[START OF TASK MATERIAL]

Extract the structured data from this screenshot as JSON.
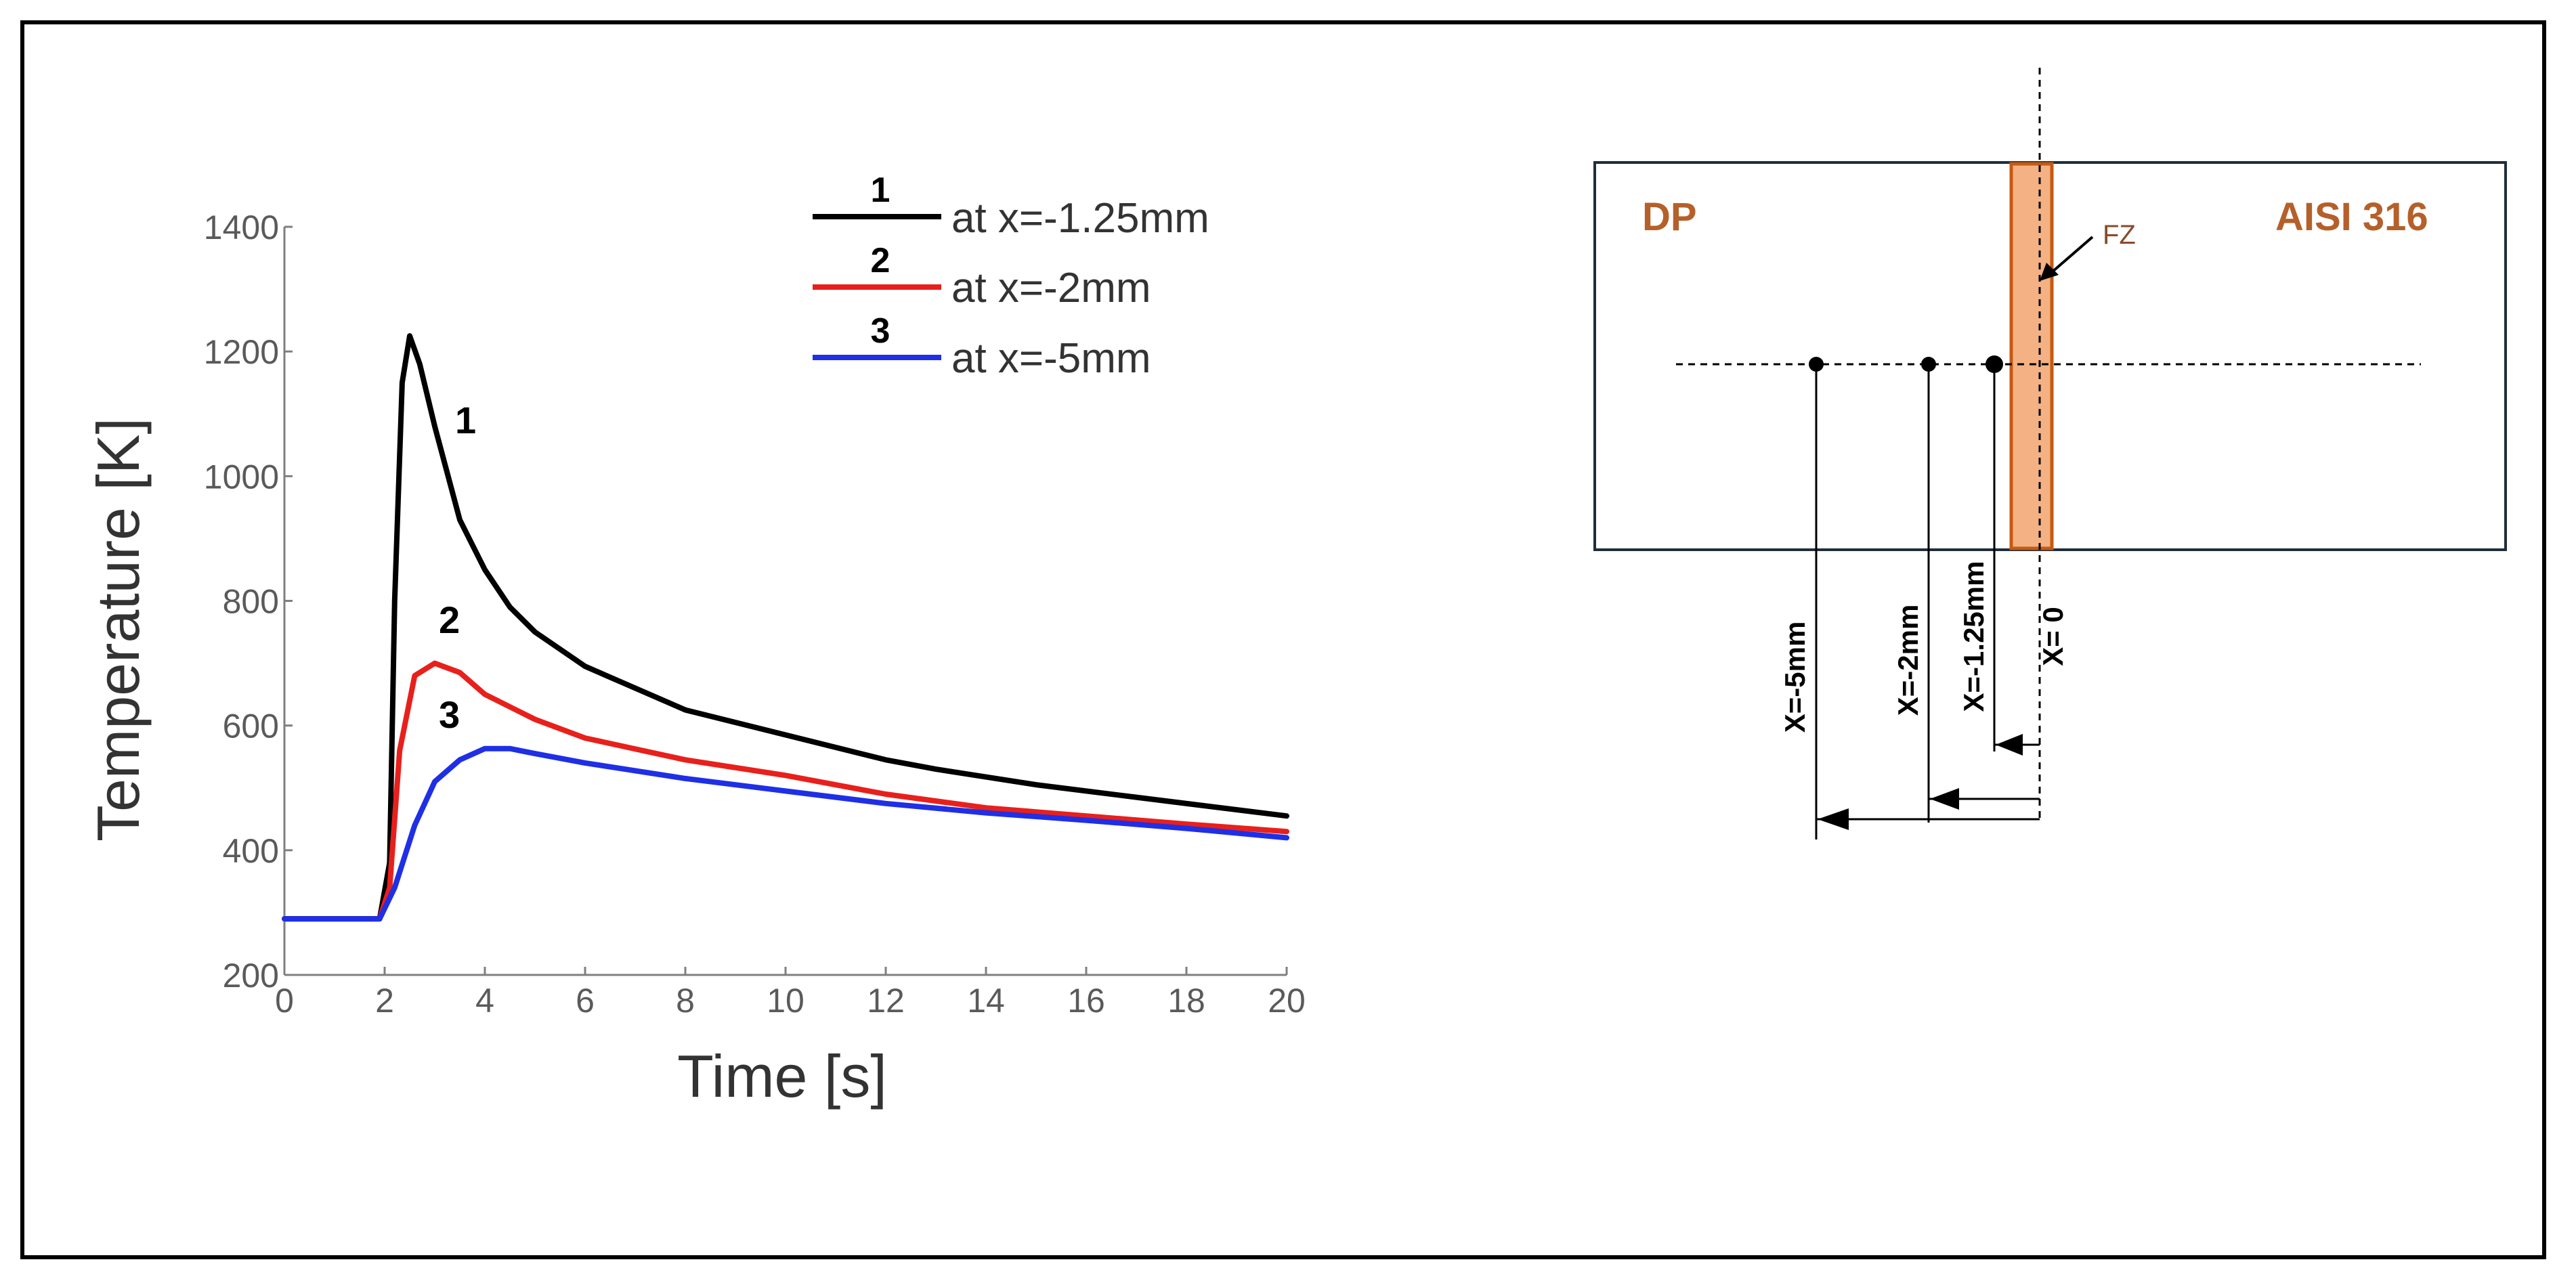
{
  "chart_data": {
    "type": "line",
    "xlabel": "Time [s]",
    "ylabel": "Temperature [K]",
    "xlim": [
      0,
      20
    ],
    "ylim": [
      200,
      1400
    ],
    "xticks": [
      "0",
      "2",
      "4",
      "6",
      "8",
      "10",
      "12",
      "14",
      "16",
      "18",
      "20"
    ],
    "yticks": [
      "200",
      "400",
      "600",
      "800",
      "1000",
      "1200",
      "1400"
    ],
    "legend": [
      {
        "number": "1",
        "label": "at x=-1.25mm",
        "color": "#000000"
      },
      {
        "number": "2",
        "label": "at x=-2mm",
        "color": "#e8201c"
      },
      {
        "number": "3",
        "label": "at x=-5mm",
        "color": "#1f2fe6"
      }
    ],
    "series": [
      {
        "name": "at x=-1.25mm",
        "label": "1",
        "color": "#000000",
        "x": [
          0,
          1.9,
          2.1,
          2.2,
          2.35,
          2.5,
          2.7,
          3.0,
          3.5,
          4.0,
          4.5,
          5,
          6,
          8,
          10,
          12,
          13,
          15,
          17,
          20
        ],
        "y": [
          290,
          290,
          380,
          800,
          1150,
          1225,
          1180,
          1080,
          930,
          850,
          790,
          750,
          695,
          625,
          585,
          545,
          530,
          505,
          485,
          455
        ]
      },
      {
        "name": "at x=-2mm",
        "label": "2",
        "color": "#e8201c",
        "x": [
          0,
          1.9,
          2.1,
          2.3,
          2.6,
          3.0,
          3.5,
          4.0,
          5,
          6,
          8,
          10,
          12,
          14,
          16,
          18,
          20
        ],
        "y": [
          290,
          290,
          340,
          560,
          680,
          700,
          685,
          650,
          610,
          580,
          545,
          520,
          490,
          468,
          455,
          442,
          430
        ]
      },
      {
        "name": "at x=-5mm",
        "label": "3",
        "color": "#1f2fe6",
        "x": [
          0,
          1.9,
          2.2,
          2.6,
          3.0,
          3.5,
          4.0,
          4.5,
          5,
          6,
          8,
          10,
          12,
          14,
          16,
          18,
          20
        ],
        "y": [
          290,
          290,
          340,
          440,
          510,
          545,
          563,
          563,
          555,
          540,
          515,
          495,
          475,
          460,
          448,
          435,
          420
        ]
      }
    ],
    "curve_labels": [
      "1",
      "2",
      "3"
    ]
  },
  "diagram": {
    "left_material": "DP",
    "right_material": "AISI 316",
    "zone_label": "FZ",
    "zone_color": "#f4b183",
    "zone_border": "#c55a11",
    "positions": [
      "X=-5mm",
      "X=-2mm",
      "X=-1.25mm",
      "X= 0"
    ]
  }
}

[END OF TASK MATERIAL]

WHAT YOU SHOULD DO: Track down the lines that include the word "name" and copy them.

CORRECT RESPONSE:
        "name": "at x=-1.25mm",
        "name": "at x=-2mm",
        "name": "at x=-5mm",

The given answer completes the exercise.